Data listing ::
--- --- ---

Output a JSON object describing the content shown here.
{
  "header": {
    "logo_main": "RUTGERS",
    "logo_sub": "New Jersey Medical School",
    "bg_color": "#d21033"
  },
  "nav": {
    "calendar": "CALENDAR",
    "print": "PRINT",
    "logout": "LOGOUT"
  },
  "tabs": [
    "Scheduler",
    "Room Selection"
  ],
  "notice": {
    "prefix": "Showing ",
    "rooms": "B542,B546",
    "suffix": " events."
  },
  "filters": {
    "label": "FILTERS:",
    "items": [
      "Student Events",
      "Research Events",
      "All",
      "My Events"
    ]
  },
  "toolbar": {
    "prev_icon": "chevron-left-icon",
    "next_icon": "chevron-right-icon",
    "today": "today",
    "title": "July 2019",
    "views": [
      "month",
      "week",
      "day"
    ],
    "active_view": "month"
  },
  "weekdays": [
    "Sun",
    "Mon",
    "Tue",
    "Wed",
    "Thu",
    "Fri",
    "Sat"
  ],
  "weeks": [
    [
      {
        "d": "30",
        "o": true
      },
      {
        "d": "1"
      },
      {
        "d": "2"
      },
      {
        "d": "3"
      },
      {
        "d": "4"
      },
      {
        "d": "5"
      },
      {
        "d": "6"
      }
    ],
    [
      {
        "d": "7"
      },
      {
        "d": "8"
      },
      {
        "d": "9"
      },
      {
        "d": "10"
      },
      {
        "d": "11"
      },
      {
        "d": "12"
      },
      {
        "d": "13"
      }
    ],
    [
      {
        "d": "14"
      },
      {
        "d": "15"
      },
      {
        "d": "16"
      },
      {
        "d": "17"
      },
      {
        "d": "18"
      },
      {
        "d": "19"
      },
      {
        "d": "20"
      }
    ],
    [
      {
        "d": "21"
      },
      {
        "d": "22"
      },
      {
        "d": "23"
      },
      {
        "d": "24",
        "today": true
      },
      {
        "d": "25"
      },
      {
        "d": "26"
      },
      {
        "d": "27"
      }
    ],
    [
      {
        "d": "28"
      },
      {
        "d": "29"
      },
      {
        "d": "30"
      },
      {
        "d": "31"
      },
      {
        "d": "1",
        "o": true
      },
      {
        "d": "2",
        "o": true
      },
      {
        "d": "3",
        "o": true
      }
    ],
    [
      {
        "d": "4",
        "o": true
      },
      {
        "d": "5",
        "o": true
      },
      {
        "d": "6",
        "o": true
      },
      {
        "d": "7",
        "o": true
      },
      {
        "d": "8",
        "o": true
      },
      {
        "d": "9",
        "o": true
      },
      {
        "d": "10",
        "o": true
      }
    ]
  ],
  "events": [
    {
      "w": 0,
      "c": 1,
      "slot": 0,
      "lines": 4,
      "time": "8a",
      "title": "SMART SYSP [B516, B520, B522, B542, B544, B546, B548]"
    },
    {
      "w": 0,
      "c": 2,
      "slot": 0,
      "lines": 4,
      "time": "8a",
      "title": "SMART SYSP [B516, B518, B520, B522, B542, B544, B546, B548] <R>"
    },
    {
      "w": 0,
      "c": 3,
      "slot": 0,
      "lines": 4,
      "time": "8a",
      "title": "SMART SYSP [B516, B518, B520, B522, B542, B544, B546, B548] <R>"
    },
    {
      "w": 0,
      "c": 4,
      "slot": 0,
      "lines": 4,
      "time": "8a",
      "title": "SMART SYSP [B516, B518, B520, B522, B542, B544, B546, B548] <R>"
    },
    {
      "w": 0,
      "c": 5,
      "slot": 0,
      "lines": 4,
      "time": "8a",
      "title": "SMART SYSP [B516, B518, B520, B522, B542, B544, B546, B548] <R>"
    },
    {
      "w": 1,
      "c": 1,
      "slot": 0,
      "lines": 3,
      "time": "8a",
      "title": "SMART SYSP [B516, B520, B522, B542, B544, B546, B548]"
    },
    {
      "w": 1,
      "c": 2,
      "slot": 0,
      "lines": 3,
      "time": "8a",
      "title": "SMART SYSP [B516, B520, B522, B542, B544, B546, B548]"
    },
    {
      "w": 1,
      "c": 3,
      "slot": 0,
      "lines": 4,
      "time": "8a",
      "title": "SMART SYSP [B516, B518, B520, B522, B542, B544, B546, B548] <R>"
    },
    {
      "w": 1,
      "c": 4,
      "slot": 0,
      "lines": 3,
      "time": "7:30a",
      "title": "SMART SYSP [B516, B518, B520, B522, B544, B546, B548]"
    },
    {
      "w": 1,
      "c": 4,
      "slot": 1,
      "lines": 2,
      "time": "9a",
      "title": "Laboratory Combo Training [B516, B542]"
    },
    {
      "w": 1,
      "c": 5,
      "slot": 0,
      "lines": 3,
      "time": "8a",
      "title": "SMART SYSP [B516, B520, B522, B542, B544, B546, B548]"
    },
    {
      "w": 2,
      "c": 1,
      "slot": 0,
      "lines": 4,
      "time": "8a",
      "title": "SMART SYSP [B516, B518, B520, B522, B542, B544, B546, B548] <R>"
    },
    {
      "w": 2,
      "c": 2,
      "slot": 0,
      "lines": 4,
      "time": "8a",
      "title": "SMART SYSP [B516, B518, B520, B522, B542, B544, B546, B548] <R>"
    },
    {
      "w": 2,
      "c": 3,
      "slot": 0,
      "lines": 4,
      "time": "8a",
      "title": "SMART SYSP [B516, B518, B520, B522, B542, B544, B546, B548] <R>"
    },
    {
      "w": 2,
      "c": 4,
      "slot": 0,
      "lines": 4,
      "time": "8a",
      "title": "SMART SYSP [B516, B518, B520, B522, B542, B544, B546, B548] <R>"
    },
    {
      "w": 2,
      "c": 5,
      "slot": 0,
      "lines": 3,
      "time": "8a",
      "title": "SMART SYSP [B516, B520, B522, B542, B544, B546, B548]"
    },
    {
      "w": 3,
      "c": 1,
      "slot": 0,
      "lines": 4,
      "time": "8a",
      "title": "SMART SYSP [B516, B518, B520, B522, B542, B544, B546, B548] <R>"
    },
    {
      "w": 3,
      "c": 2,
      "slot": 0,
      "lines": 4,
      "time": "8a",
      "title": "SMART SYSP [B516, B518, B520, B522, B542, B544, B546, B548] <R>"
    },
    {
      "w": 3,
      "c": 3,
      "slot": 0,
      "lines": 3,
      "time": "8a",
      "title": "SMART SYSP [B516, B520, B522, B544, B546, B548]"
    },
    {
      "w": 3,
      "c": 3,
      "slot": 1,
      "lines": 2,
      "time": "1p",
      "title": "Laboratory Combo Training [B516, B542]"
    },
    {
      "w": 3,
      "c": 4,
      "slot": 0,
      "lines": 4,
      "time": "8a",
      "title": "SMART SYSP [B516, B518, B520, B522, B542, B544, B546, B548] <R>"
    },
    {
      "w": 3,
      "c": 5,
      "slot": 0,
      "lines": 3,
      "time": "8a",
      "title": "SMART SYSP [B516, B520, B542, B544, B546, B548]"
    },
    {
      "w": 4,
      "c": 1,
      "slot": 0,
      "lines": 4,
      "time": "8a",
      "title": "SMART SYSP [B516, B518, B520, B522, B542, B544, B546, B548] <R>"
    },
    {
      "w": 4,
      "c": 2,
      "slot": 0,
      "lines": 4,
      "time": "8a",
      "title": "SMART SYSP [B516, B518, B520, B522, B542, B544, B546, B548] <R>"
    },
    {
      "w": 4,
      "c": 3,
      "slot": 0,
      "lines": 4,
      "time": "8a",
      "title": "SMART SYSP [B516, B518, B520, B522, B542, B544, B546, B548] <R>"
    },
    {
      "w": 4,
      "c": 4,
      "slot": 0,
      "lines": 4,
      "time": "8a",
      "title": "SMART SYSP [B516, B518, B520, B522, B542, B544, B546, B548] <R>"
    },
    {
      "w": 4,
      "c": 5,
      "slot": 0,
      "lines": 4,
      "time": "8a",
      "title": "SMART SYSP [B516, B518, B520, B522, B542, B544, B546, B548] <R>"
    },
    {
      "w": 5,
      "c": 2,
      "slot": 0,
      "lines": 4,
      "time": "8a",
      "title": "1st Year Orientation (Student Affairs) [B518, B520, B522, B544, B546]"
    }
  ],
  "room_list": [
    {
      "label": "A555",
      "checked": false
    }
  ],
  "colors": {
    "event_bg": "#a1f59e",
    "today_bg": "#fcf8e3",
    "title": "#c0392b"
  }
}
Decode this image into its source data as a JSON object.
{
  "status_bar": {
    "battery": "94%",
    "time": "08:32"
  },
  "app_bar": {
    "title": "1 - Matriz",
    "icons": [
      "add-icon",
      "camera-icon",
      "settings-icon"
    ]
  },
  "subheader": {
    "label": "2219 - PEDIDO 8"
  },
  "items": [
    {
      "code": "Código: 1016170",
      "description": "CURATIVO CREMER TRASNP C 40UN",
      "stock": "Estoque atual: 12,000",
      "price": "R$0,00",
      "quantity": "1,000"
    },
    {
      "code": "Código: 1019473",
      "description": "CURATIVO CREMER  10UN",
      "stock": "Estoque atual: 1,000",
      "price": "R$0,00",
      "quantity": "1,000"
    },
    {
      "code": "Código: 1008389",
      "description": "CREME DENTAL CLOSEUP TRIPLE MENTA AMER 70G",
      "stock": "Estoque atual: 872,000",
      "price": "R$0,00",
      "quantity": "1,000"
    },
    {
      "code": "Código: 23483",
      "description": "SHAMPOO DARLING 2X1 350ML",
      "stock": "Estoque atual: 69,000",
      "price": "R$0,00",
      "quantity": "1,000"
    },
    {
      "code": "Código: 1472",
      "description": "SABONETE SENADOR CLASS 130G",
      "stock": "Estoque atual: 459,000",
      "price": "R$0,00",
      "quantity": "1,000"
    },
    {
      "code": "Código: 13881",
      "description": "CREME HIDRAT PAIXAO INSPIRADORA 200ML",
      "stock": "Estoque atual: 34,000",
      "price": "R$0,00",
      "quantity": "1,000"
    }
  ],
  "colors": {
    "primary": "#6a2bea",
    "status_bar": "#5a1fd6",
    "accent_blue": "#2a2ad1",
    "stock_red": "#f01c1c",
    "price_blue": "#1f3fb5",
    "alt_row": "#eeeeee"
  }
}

--- --- ---

Short task ::
Using the listing above, pick out each line that contains the word "description", then copy it.

Exercise result ::
      "description": "CURATIVO CREMER TRASNP C 40UN",
      "description": "CURATIVO CREMER  10UN",
      "description": "CREME DENTAL CLOSEUP TRIPLE MENTA AMER 70G",
      "description": "SHAMPOO DARLING 2X1 350ML",
      "description": "SABONETE SENADOR CLASS 130G",
      "description": "CREME HIDRAT PAIXAO INSPIRADORA 200ML",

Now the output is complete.